Exercise aim:
Every record must be transcribed in its entirety, apart from the images, which are to be omitted.

## start Given information

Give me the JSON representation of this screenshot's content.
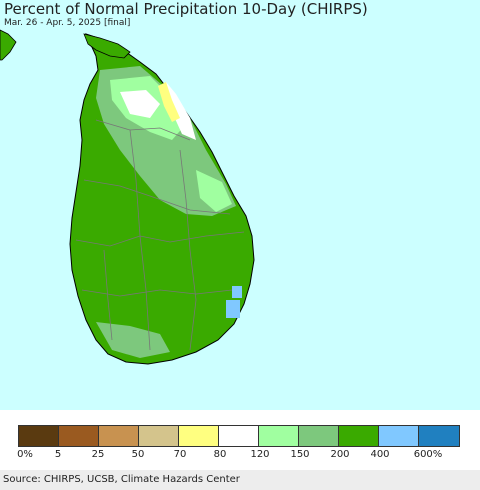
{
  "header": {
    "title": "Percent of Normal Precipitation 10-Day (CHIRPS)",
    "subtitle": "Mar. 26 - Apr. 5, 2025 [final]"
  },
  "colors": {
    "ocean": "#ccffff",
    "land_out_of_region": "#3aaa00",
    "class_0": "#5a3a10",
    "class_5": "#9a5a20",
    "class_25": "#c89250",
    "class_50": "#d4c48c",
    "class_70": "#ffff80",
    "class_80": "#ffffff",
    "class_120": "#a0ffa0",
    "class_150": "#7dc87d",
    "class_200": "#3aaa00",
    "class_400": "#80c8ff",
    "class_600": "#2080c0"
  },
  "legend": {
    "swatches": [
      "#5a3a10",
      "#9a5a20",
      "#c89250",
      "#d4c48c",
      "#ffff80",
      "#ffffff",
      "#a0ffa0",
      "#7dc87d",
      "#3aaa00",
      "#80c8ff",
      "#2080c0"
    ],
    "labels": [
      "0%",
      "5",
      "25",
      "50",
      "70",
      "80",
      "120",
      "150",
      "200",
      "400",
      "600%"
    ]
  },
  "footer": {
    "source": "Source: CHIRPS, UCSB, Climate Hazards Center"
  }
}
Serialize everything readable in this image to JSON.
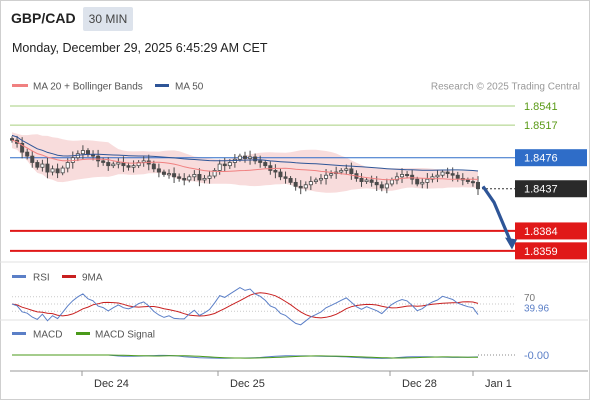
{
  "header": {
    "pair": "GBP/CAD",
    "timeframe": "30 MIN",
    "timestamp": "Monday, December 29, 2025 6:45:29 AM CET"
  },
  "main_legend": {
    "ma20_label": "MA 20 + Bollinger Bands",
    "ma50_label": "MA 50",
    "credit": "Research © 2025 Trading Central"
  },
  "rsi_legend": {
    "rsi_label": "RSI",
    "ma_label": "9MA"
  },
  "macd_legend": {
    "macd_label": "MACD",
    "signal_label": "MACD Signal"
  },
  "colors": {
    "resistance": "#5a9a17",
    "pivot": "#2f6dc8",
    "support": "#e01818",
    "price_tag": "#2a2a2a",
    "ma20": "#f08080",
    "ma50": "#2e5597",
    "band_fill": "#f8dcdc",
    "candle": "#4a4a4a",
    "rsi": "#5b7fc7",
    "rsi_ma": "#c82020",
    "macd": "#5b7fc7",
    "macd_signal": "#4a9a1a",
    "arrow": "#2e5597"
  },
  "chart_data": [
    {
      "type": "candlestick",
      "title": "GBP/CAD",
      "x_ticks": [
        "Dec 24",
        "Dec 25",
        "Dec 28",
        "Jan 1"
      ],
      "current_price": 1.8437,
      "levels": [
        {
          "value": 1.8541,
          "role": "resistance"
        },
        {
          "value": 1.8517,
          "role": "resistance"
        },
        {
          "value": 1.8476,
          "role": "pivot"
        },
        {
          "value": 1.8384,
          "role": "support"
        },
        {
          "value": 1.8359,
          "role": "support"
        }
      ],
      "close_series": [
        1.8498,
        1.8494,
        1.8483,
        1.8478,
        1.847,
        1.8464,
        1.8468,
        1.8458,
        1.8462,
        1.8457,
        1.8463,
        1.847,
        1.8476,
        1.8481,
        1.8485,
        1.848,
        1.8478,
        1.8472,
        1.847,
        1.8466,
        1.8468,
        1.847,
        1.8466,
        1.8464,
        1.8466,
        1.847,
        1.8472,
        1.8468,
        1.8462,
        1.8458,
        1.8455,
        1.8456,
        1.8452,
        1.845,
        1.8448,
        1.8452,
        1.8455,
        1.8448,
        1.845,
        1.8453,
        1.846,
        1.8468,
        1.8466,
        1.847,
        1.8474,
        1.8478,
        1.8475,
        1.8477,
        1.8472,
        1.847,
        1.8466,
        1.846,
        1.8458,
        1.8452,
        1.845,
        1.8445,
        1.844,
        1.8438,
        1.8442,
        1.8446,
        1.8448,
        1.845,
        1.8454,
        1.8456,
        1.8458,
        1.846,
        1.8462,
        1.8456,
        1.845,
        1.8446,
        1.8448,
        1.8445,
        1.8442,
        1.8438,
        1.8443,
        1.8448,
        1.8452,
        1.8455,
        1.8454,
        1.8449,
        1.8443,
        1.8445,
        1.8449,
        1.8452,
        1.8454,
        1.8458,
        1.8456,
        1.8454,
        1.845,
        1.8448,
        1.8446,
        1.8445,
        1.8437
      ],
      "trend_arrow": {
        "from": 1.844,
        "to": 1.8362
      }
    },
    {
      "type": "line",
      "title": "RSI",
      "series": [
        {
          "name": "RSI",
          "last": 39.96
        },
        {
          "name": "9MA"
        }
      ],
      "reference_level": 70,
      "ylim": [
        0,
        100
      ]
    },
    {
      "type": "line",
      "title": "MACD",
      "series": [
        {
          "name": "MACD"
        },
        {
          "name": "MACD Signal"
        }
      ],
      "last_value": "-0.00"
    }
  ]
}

## end Given information

Response to the exercise:
Give me the JSON representation of this screenshot's content.
{
  "header": {
    "title": "Percent of Normal Precipitation 10-Day (CHIRPS)",
    "subtitle": "Mar. 26 - Apr. 5, 2025 [final]"
  },
  "colors": {
    "ocean": "#ccffff",
    "land_out_of_region": "#3aaa00",
    "class_0": "#5a3a10",
    "class_5": "#9a5a20",
    "class_25": "#c89250",
    "class_50": "#d4c48c",
    "class_70": "#ffff80",
    "class_80": "#ffffff",
    "class_120": "#a0ffa0",
    "class_150": "#7dc87d",
    "class_200": "#3aaa00",
    "class_400": "#80c8ff",
    "class_600": "#2080c0"
  },
  "legend": {
    "swatches": [
      "#5a3a10",
      "#9a5a20",
      "#c89250",
      "#d4c48c",
      "#ffff80",
      "#ffffff",
      "#a0ffa0",
      "#7dc87d",
      "#3aaa00",
      "#80c8ff",
      "#2080c0"
    ],
    "labels": [
      "0%",
      "5",
      "25",
      "50",
      "70",
      "80",
      "120",
      "150",
      "200",
      "400",
      "600%"
    ]
  },
  "footer": {
    "source": "Source: CHIRPS, UCSB, Climate Hazards Center"
  }
}
Serialize everything readable in this image to JSON.
{
  "header": {
    "pair": "GBP/CAD",
    "timeframe": "30 MIN",
    "timestamp": "Monday, December 29, 2025 6:45:29 AM CET"
  },
  "main_legend": {
    "ma20_label": "MA 20 + Bollinger Bands",
    "ma50_label": "MA 50",
    "credit": "Research © 2025 Trading Central"
  },
  "rsi_legend": {
    "rsi_label": "RSI",
    "ma_label": "9MA"
  },
  "macd_legend": {
    "macd_label": "MACD",
    "signal_label": "MACD Signal"
  },
  "colors": {
    "resistance": "#5a9a17",
    "pivot": "#2f6dc8",
    "support": "#e01818",
    "price_tag": "#2a2a2a",
    "ma20": "#f08080",
    "ma50": "#2e5597",
    "band_fill": "#f8dcdc",
    "candle": "#4a4a4a",
    "rsi": "#5b7fc7",
    "rsi_ma": "#c82020",
    "macd": "#5b7fc7",
    "macd_signal": "#4a9a1a",
    "arrow": "#2e5597"
  },
  "chart_data": [
    {
      "type": "candlestick",
      "title": "GBP/CAD",
      "x_ticks": [
        "Dec 24",
        "Dec 25",
        "Dec 28",
        "Jan 1"
      ],
      "current_price": 1.8437,
      "levels": [
        {
          "value": 1.8541,
          "role": "resistance"
        },
        {
          "value": 1.8517,
          "role": "resistance"
        },
        {
          "value": 1.8476,
          "role": "pivot"
        },
        {
          "value": 1.8384,
          "role": "support"
        },
        {
          "value": 1.8359,
          "role": "support"
        }
      ],
      "close_series": [
        1.8498,
        1.8494,
        1.8483,
        1.8478,
        1.847,
        1.8464,
        1.8468,
        1.8458,
        1.8462,
        1.8457,
        1.8463,
        1.847,
        1.8476,
        1.8481,
        1.8485,
        1.848,
        1.8478,
        1.8472,
        1.847,
        1.8466,
        1.8468,
        1.847,
        1.8466,
        1.8464,
        1.8466,
        1.847,
        1.8472,
        1.8468,
        1.8462,
        1.8458,
        1.8455,
        1.8456,
        1.8452,
        1.845,
        1.8448,
        1.8452,
        1.8455,
        1.8448,
        1.845,
        1.8453,
        1.846,
        1.8468,
        1.8466,
        1.847,
        1.8474,
        1.8478,
        1.8475,
        1.8477,
        1.8472,
        1.847,
        1.8466,
        1.846,
        1.8458,
        1.8452,
        1.845,
        1.8445,
        1.844,
        1.8438,
        1.8442,
        1.8446,
        1.8448,
        1.845,
        1.8454,
        1.8456,
        1.8458,
        1.846,
        1.8462,
        1.8456,
        1.845,
        1.8446,
        1.8448,
        1.8445,
        1.8442,
        1.8438,
        1.8443,
        1.8448,
        1.8452,
        1.8455,
        1.8454,
        1.8449,
        1.8443,
        1.8445,
        1.8449,
        1.8452,
        1.8454,
        1.8458,
        1.8456,
        1.8454,
        1.845,
        1.8448,
        1.8446,
        1.8445,
        1.8437
      ],
      "trend_arrow": {
        "from": 1.844,
        "to": 1.8362
      }
    },
    {
      "type": "line",
      "title": "RSI",
      "series": [
        {
          "name": "RSI",
          "last": 39.96
        },
        {
          "name": "9MA"
        }
      ],
      "reference_level": 70,
      "ylim": [
        0,
        100
      ]
    },
    {
      "type": "line",
      "title": "MACD",
      "series": [
        {
          "name": "MACD"
        },
        {
          "name": "MACD Signal"
        }
      ],
      "last_value": "-0.00"
    }
  ]
}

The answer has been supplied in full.